* [À FAIRE]
1. Relevez toutes les personnes désignées par leur nom dans l'article sur l'élection présidentielle tunisienne.
2. Dans l'article sur l'élection présidentielle tunisienne, reformulez sous forme de liste le paragraphe commençant par « C’est une grande nouveauté » en conservant ses faits principaux.
3. Poursuivez l'article sur l'élection présidentielle tunisienne à partir de sa dernière phrase.

Election présidentielle en Tunisie : les médias seront-ils à la hauteur ?

débats electoraux à la télévision

Depuis la révolution, radios et télévisions apprennent pas à pas l’indépendance face à des politiques et des hommes d’affaires qui détiennent certaines chaînes.

C’est une grande nouveauté et la promesse d’un effort démocratique. Pour la première fois en Tunisie et dans le monde arabe, des débats entre les candidats vont être organisés durant la campagne présidentielle. Fruits d’un partenariat entre la télévision nationale, les chaînes privées et l’association Munathara, trois débats sont programmés les samedi 7, dimanche 8 et lundi 9 septembre. Ils seront retransmis sur 20 chaînes de télé et stations de radio.

Un plateau spécial a été dédié à ce format inédit, inspiré des plateaux télévisés chiliens et des formats éditoriaux mexicains. « Les questions vont être tirées au sort pour les candidats, et eux aussi ont été tirés au sort pour le choix des pools, donc il y aura un vrai défi à relever pour chacun », avance Abdelaziz Touati, directeur de projets à la télévision nationale. Dans une campagne incertaine, ces débats risquent d’être déterminants pour les électeurs, qui pourront pour la première fois entendre des candidats confronter leurs idées. En 2014, Beji Caïd Essebsi n’avait pas accepté un tel face-à-face avec son concurrent Moncef Marzouki.

* [DONNÉES EXTRAITES]
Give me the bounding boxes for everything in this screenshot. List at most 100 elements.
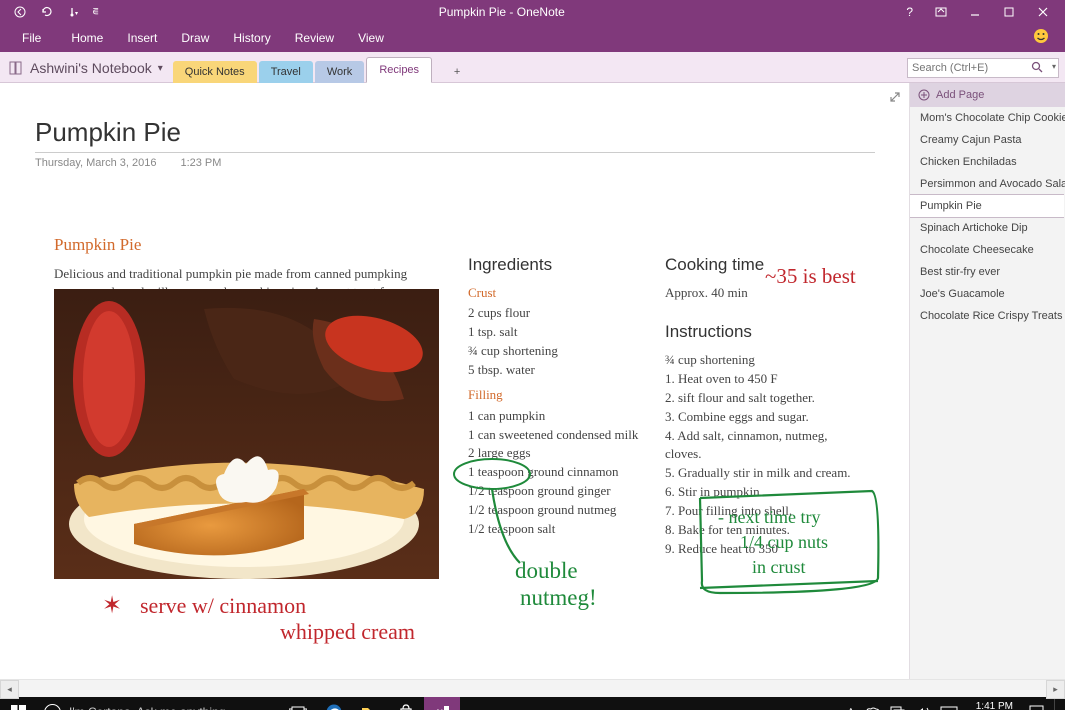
horizontal-scrollbar[interactable]: ◂ ▸: [0, 679, 1065, 697]
cortana-search[interactable]: I'm Cortana. Ask me anything.: [36, 697, 280, 710]
tray-keyboard-icon[interactable]: [940, 706, 958, 710]
tab-file[interactable]: File: [10, 24, 53, 52]
page-item[interactable]: Chocolate Rice Crispy Treats: [910, 305, 1065, 327]
page-item-selected[interactable]: Pumpkin Pie: [910, 194, 1064, 218]
page-item[interactable]: Creamy Cajun Pasta: [910, 129, 1065, 151]
pages-pane: Add Page Mom's Chocolate Chip Cookies Cr…: [909, 83, 1065, 679]
close-icon[interactable]: [1037, 6, 1049, 18]
add-page-label: Add Page: [936, 89, 984, 101]
svg-text:▾: ▾: [75, 11, 78, 17]
taskbar-app-edge[interactable]: [316, 697, 352, 710]
ribbon: File Home Insert Draw History Review Vie…: [0, 24, 1065, 52]
recipe-photo: [54, 289, 439, 579]
filling-item: 1 can pumpkin: [468, 407, 648, 426]
ink-green-double-1: double: [515, 558, 578, 583]
svg-text:✶: ✶: [102, 593, 122, 619]
expand-page-icon[interactable]: [889, 91, 901, 103]
tray-onedrive-icon[interactable]: [864, 707, 880, 710]
instructions-heading: Instructions: [665, 320, 865, 345]
notebook-icon: [8, 61, 24, 75]
taskbar-app-store[interactable]: [388, 697, 424, 710]
tab-review[interactable]: Review: [283, 24, 346, 52]
qat-more-icon[interactable]: ⋷: [92, 7, 99, 18]
page-date: Thursday, March 3, 2016: [35, 157, 156, 169]
page-metadata: Thursday, March 3, 2016 1:23 PM: [35, 157, 221, 169]
window-title: Pumpkin Pie - OneNote: [113, 5, 890, 19]
page-item[interactable]: Chicken Enchiladas: [910, 151, 1065, 173]
add-page-button[interactable]: Add Page: [910, 83, 1065, 107]
onenote-icon: N: [433, 703, 451, 710]
cortana-icon: [44, 704, 61, 710]
instruction-step: 4. Add salt, cinnamon, nutmeg, cloves.: [665, 427, 865, 465]
page-title[interactable]: Pumpkin Pie: [35, 117, 875, 153]
maximize-icon[interactable]: [1003, 6, 1015, 18]
instruction-step: 7. Pour filling into shell.: [665, 502, 865, 521]
page-item[interactable]: Best stir-fry ever: [910, 261, 1065, 283]
window-controls: ?: [890, 5, 1065, 19]
search-box[interactable]: ▾: [907, 58, 1059, 78]
ink-red-serve-2: whipped cream: [280, 619, 415, 644]
crust-item: 2 cups flour: [468, 304, 648, 323]
crust-item: 5 tbsp. water: [468, 361, 648, 380]
section-tab-recipes[interactable]: Recipes: [366, 57, 432, 83]
tray-overflow-icon[interactable]: ˄: [848, 706, 854, 710]
tab-home[interactable]: Home: [59, 24, 115, 52]
tray-volume-icon[interactable]: [915, 706, 930, 710]
notebook-section-bar: Ashwini's Notebook ▾ Quick Notes Travel …: [0, 52, 1065, 83]
touch-mode-icon[interactable]: ▾: [66, 6, 78, 18]
filling-item: 1/2 teaspoon ground ginger: [468, 482, 648, 501]
crust-item: 1 tsp. salt: [468, 323, 648, 342]
instruction-step: 6. Stir in pumpkin.: [665, 483, 865, 502]
section-tab-work[interactable]: Work: [315, 61, 364, 83]
notebook-picker[interactable]: Ashwini's Notebook ▾: [0, 60, 173, 82]
page-list: Mom's Chocolate Chip Cookies Creamy Caju…: [910, 107, 1065, 679]
cortana-placeholder: I'm Cortana. Ask me anything.: [69, 705, 229, 710]
windows-taskbar: I'm Cortana. Ask me anything. N ˄ 1:41 P…: [0, 697, 1065, 710]
add-section-button[interactable]: +: [434, 61, 480, 83]
tray-action-center-icon[interactable]: [1029, 705, 1044, 710]
taskbar-app-file-explorer[interactable]: [352, 697, 388, 710]
section-tab-travel[interactable]: Travel: [259, 61, 313, 83]
page-item[interactable]: Joe's Guacamole: [910, 283, 1065, 305]
page-item[interactable]: Spinach Artichoke Dip: [910, 217, 1065, 239]
search-icon[interactable]: [1031, 61, 1043, 73]
system-tray: ˄ 1:41 PM 3/3/2016: [844, 697, 1065, 710]
notebook-name: Ashwini's Notebook: [30, 60, 152, 76]
section-tabs: Quick Notes Travel Work Recipes +: [173, 52, 482, 82]
title-bar: ▾ ⋷ Pumpkin Pie - OneNote ?: [0, 0, 1065, 24]
tray-network-icon[interactable]: [890, 706, 905, 710]
quick-access-toolbar: ▾ ⋷: [0, 6, 113, 18]
page-item[interactable]: Mom's Chocolate Chip Cookies: [910, 107, 1065, 129]
instruction-step: 9. Reduce heat to 350: [665, 540, 865, 559]
page-time: 1:23 PM: [180, 157, 221, 169]
tab-view[interactable]: View: [346, 24, 396, 52]
filling-item: 1 can sweetened condensed milk: [468, 426, 648, 445]
filling-heading: Filling: [468, 386, 648, 405]
tab-history[interactable]: History: [221, 24, 282, 52]
windows-logo-icon: [11, 705, 26, 710]
feedback-smiley-icon[interactable]: [1033, 28, 1049, 44]
page-canvas[interactable]: Pumpkin Pie Thursday, March 3, 2016 1:23…: [0, 83, 909, 679]
tab-draw[interactable]: Draw: [169, 24, 221, 52]
main-area: Pumpkin Pie Thursday, March 3, 2016 1:23…: [0, 83, 1065, 679]
search-scope-dropdown[interactable]: ▾: [1052, 62, 1056, 71]
back-icon[interactable]: [14, 6, 26, 18]
page-item[interactable]: Persimmon and Avocado Salad: [910, 173, 1065, 195]
taskbar-app-onenote[interactable]: N: [424, 697, 460, 710]
tray-clock[interactable]: 1:41 PM 3/3/2016: [968, 701, 1019, 710]
page-item[interactable]: Chocolate Cheesecake: [910, 239, 1065, 261]
crust-item: ¾ cup shortening: [468, 342, 648, 361]
filling-item: 1 teaspoon ground cinnamon: [468, 463, 648, 482]
ribbon-display-icon[interactable]: [935, 6, 947, 18]
section-tab-quick-notes[interactable]: Quick Notes: [173, 61, 257, 83]
undo-icon[interactable]: [40, 6, 52, 18]
scroll-left-button[interactable]: ◂: [0, 680, 19, 699]
scroll-right-button[interactable]: ▸: [1046, 680, 1065, 699]
tab-insert[interactable]: Insert: [115, 24, 169, 52]
chevron-down-icon: ▾: [158, 63, 163, 74]
help-icon[interactable]: ?: [906, 5, 913, 19]
minimize-icon[interactable]: [969, 6, 981, 18]
recipe-title: Pumpkin Pie: [54, 235, 434, 255]
ingredients-heading: Ingredients: [468, 253, 648, 278]
task-view-button[interactable]: [280, 697, 316, 710]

* [RÉPONSES CI-DESSOUS]
1. Abdelaziz Touati ; Beji Caïd Essebsi ; Moncef Marzouki

2.
- Pour la première fois en Tunisie et dans le monde arabe, des débats entre candidats sont organisés pendant la campagne présidentielle.
- Ils résultent d'un partenariat entre la télévision nationale, les chaînes privées et l'association Munathara.
- Trois débats sont programmés : samedi 7, dimanche 8 et lundi 9 septembre.
- Ils seront retransmis sur 20 chaînes de télé et stations de radio.

3.
L’une des questions en suspens reste celle de la participation au débat du candidat Nabil Karoui, actuellement en prison. Il y a eu un précédent similaire au Pérou, où le candidat Gregorio Santos avait participé par téléphone puis avait eu une permission de sortie de dix heures lors du deuxième débat en 2016. La justice tunisienne ne s’est pas encore prononcée, mais Belabbes Benkredda, fondateur de Munathara, rappelle qu’il est « important que tous les candidats aient les mêmes chances de débattre ».

Un code de conduite

En vingt ans de carrière, Abdelaziz Touati a vu la télévision nationale évoluer d’un « organe de propagande du régime » à un « média plus libre, qui a sa propre charte déontologique depuis 2013 ». Depuis la révolution, les médias tunisiens apprennent pas à pas l’indépendance face à des politiques et des hommes d’affaires qui détiennent certaines chaînes de télévision. « En Tunisie, les trois principales chaînes sont des télévisions de combat politique, orientées », analyse Zyed Krichen, rédacteur en chef du quotidien Le Maghreb.

Dans un paysage médiatique fragmenté autour de 11 chaînes de télévision, 40 radios, plus de 200 journaux et une cinquantaine de sites Internet, la couverture des élections est scrutée à la loupe. L’Instance supérieure indépendante pour les élections (ISIE) et la Haute Autorité indépendante de la communication audiovisuelle (Haica) ont élaboré plusieurs règles, dont les chaînes de télévision ont tendance à s’affranchir. L’ISIE a aussi publié, à l’occasion du scrutin présidentiel, un code de conduite pour les journalistes et pris des mesures drastiques à l’encontre de Nessma TV, Radio Quran et Zitouna TV, qui sont interdites de couvrir la campagne en raison de leur illégalité.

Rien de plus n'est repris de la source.